- Records for this exercise:
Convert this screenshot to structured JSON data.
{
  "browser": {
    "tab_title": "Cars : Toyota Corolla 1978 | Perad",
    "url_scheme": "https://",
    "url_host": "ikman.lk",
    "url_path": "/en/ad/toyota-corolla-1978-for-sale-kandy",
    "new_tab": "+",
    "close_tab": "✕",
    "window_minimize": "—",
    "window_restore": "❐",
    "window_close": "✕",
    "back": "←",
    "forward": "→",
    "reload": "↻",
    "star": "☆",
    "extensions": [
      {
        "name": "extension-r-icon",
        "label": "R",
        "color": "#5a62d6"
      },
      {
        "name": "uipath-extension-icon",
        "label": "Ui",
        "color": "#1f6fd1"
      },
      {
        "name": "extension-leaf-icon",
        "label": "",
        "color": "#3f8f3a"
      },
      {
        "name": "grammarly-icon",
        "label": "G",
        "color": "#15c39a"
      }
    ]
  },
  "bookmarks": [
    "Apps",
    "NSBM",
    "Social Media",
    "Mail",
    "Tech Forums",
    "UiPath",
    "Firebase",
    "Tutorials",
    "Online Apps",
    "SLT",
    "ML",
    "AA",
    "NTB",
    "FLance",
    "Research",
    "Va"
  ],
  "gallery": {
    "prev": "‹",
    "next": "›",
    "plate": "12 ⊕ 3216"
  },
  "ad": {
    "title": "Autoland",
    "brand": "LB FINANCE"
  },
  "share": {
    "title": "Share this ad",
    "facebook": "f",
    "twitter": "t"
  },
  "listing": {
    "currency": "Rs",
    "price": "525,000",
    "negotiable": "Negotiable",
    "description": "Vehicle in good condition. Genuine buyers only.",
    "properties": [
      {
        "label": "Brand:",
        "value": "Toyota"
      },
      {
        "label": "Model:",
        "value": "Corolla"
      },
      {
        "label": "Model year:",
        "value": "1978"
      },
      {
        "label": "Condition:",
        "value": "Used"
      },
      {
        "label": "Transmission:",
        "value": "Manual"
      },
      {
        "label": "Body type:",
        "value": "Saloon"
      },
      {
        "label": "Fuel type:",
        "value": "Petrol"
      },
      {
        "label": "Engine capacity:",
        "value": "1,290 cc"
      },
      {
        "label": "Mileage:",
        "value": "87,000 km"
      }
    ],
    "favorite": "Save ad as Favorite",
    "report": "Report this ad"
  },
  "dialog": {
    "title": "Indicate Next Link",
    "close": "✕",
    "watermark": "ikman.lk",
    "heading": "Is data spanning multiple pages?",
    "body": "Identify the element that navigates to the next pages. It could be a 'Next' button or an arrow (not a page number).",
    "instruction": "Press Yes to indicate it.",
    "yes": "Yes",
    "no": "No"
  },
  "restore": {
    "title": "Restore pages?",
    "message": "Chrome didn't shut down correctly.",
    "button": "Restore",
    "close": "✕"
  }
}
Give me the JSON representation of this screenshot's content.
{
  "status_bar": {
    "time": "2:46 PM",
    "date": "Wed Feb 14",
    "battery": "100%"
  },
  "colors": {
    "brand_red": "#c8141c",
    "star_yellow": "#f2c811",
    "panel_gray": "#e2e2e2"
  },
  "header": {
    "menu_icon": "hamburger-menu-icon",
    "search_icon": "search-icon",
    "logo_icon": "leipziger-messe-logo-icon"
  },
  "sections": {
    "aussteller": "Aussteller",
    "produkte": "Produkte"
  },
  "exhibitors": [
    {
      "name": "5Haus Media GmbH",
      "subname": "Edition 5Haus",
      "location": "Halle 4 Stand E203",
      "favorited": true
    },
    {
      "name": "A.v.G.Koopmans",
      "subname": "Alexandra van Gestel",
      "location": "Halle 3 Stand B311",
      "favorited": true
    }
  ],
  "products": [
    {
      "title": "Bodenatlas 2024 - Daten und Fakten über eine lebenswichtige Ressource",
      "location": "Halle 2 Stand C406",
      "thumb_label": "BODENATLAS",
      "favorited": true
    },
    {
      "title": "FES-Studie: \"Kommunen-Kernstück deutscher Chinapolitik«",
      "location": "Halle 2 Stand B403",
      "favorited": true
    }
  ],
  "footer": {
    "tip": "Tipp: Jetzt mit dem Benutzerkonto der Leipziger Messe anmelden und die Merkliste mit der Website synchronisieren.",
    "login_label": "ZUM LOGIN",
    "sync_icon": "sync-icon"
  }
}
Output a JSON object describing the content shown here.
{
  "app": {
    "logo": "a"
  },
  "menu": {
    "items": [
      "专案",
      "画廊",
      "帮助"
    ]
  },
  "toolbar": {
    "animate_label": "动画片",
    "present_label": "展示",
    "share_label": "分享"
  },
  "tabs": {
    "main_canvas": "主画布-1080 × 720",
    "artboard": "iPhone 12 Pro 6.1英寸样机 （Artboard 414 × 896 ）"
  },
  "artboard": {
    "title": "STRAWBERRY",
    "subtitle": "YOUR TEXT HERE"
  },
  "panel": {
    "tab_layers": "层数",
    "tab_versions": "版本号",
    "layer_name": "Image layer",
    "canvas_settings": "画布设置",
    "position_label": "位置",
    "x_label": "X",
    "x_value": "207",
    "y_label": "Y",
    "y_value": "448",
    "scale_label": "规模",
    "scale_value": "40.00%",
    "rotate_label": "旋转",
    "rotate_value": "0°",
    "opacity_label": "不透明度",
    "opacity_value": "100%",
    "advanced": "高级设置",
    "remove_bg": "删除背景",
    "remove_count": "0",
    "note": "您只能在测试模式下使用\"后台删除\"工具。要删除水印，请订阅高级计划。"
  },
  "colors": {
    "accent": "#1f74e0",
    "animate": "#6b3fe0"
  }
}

- Your task: Scan the lines above for "pages", then copy every one that has it.

- Answer for this exercise:
    "heading": "Is data spanning multiple pages?",
    "body": "Identify the element that navigates to the next pages. It could be a 'Next' button or an arrow (not a page number).",
    "title": "Restore pages?",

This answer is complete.